- Latihan Soal
(1) Terjemahkan kalimat dari teks pilihan berikut ke dalam bahasa Inggris: "Dalam lima tahun terakhir, ekspor kayu dengan SVLK pun tercatat mengalami peningkatan yang menjadi dampak positif bagi dunia usaha."
(2) Jawablah pertanyaan berikut berdasarkan teks pilihan.
(a) Siapa Direktur Eksekutif Asosiasi Pengusaha Hutan Indonesia (APHI)?
(b) Berapa nilai ekspor kayu olahan Indonesia sepanjang 2019 menurut data APHI?
(c) Apa saja lima negara utama tujuan ekspor kayu olahan Indonesia?

- Teks Pilihan
-*-*-

Bisnis.com, JAKARTA – Pelaku usaha perhutanan Tanah Air menyatakan komitmen untuk tetap memenuhi syarat sistem verifikasi dan legalitas kayu (SVLK) bagi produk yang akan diekspor.
Komitmen itu tetap ada meskipun sempat terdapat wacana relaksasi larangan terbatas (lartas) pada komoditas tersebut.
Direktur Eksekutif Asosiasi Pengusaha Hutan Indonesia (APHI) Purwadi Soeprihanto mengemukakan bahwa kehadiran SVLK telah mereduksi stigma kegiatan pembalakan liar yang melekat pada kegiatan pengelolaan hutan di Indonesia.
Dalam lima tahun terakhir, ekspor kayu dengan SVLK pun tercatat mengalami peningkatan yang menjadi dampak positif bagi dunia usaha.
"Kami berpandangan bahwa SVLK seyogyanya tetap diberlakukan untuk menyertai ekspor produk hasil hutan. SVLK harus terintegrasi dari hulu ke hilir untuk memastikan ketelusuran dari bahan baku, pengolahan di industri dan pemasaran," kata Purwadi kepada Bisnis, Rabu (8/4/2020).
Adapun untuk insentif selama wabah corona atau Covid-19, Purwadi menyatakan pihaknya mengharapkan penerapan SVLK untuk industri kecil kehutanan dapat disederhanakan, terutama terkait syarat perizinan usaha dan bantuan untuk pelaksanaan sertifikasi SVLK.
Baca Juga
Adapun sepanjang 2020, Purwadi tak memungkiri jika terdapat penurunan eskpor kayu. Dia menyatakan hal ini dipengaruhi oleh kondisi negara tujuan utama ekspor yang terdampak Covid-19 cukup parah.
"Masuk triwulan II ini diperkirakan ekspor kayu olahan akan turun, karena lima negara utama tujuan ekspor kayu olahan Indonesia, yakni China, Amerika Serikat, Jepang, Uni Eropa dan Korea Selatan, saat ini terkena pandemi COVID-19 cukup parah," lanjutnya.
Nilai ekspor kayu olahan Indonesia sepanjang 2019 sendiri tercatat mencapai nilai US$11,64 miliar menurut data APHI. Nilai tersebut cenderung turun dibandingkan capaian pada 2018 yang menyentuh US$12,13 miliar.

-*-*-

- Daftar Butir
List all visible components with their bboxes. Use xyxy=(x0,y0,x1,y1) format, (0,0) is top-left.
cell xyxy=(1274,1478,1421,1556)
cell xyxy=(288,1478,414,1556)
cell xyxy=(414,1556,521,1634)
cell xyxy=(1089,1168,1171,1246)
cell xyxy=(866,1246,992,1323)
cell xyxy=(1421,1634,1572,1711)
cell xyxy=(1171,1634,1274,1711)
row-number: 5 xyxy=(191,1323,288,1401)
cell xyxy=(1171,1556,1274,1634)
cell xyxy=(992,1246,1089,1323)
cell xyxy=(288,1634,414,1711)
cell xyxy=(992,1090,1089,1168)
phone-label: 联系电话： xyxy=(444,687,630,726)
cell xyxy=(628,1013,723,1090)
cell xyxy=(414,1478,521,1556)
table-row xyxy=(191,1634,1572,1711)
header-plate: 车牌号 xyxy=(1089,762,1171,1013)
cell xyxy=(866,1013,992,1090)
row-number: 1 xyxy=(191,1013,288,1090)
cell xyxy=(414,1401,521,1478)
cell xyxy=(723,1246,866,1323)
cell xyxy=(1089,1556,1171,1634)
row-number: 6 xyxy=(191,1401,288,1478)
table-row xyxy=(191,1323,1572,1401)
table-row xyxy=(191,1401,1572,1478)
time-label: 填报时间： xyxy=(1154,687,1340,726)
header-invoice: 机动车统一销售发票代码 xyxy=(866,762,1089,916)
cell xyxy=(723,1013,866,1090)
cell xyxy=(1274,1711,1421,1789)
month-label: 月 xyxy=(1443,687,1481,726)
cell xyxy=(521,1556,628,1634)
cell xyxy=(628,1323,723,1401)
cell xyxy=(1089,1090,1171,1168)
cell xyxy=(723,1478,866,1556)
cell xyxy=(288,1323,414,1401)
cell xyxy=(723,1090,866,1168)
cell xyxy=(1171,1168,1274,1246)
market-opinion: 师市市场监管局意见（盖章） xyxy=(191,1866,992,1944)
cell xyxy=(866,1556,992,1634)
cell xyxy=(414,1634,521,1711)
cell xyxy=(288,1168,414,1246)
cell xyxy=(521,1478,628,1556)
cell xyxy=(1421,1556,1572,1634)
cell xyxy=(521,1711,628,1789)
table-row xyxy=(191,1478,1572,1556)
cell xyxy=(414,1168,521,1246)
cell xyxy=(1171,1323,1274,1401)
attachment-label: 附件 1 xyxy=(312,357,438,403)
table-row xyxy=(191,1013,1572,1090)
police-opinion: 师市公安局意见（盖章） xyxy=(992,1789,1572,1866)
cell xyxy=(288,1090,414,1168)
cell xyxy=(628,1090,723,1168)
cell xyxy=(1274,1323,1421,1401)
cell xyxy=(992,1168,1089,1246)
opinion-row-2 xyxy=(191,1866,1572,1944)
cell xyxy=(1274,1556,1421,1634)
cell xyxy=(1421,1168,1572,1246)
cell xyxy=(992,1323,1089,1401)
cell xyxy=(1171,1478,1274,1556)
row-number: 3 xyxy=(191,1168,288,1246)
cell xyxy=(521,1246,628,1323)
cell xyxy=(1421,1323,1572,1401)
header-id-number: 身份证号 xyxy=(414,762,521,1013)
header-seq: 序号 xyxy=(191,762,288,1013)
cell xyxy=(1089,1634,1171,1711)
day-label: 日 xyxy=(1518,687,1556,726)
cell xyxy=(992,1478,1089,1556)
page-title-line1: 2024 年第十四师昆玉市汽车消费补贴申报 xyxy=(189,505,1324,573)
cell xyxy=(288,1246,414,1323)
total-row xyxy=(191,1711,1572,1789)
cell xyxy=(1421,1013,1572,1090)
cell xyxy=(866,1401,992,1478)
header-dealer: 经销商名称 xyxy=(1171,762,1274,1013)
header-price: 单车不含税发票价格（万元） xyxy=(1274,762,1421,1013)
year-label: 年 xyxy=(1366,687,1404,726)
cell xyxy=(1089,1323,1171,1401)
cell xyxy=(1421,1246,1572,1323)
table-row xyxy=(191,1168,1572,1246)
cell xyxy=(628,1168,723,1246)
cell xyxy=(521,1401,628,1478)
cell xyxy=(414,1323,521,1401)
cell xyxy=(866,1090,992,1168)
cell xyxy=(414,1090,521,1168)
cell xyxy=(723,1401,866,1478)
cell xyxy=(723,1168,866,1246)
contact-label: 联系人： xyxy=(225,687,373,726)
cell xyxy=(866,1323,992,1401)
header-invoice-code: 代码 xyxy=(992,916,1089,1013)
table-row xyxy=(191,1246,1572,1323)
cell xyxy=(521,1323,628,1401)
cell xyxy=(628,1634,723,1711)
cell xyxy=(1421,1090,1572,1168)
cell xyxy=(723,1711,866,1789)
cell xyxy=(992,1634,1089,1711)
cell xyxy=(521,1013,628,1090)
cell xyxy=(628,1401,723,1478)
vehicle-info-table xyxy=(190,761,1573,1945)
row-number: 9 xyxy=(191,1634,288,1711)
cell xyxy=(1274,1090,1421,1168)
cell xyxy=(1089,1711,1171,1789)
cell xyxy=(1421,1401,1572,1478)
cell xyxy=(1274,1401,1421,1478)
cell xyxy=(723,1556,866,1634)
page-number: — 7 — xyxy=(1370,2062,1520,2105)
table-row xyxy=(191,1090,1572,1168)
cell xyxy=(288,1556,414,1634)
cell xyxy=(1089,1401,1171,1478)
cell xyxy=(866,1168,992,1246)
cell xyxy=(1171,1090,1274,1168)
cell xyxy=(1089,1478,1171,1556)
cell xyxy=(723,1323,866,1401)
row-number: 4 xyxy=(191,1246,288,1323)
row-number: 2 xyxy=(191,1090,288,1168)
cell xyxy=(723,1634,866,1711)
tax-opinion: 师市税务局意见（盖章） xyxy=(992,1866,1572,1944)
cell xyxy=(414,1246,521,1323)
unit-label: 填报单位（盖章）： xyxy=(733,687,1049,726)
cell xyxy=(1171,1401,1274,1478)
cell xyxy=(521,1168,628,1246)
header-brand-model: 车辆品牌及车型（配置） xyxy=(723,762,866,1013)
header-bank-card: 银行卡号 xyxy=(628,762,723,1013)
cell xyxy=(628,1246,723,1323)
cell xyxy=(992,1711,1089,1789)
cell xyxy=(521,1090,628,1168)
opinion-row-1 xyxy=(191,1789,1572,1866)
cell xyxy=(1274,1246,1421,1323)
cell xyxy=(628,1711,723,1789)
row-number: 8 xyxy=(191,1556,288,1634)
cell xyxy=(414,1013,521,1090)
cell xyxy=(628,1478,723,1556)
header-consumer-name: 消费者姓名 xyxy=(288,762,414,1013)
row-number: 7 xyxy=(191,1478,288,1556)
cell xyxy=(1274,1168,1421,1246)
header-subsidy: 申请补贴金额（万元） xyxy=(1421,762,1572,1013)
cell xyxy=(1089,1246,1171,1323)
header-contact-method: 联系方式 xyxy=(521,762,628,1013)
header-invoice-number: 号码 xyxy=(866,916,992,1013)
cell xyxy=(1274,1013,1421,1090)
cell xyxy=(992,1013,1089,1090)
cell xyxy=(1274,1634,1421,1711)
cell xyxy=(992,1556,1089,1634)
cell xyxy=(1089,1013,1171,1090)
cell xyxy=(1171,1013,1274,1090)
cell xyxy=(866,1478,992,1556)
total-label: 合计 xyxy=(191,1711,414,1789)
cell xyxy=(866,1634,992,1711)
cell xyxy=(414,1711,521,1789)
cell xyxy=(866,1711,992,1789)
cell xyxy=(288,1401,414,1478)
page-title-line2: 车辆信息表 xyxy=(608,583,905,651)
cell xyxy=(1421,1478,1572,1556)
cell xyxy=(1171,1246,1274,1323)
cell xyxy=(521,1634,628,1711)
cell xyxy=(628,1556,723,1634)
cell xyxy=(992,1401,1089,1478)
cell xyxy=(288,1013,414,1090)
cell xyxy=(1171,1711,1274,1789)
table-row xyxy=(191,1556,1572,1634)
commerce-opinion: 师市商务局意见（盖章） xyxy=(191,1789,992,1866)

-*-*-

- Kunci Jawaban
(1) Over the past five years, exports of SVLK-certified timber have also recorded an increase, which has had a positive impact on the business community.

(2)
(a) Purwadi Soeprihanto
(b) US$11,64 miliar
(c) China, Amerika Serikat, Jepang, Uni Eropa, dan Korea Selatan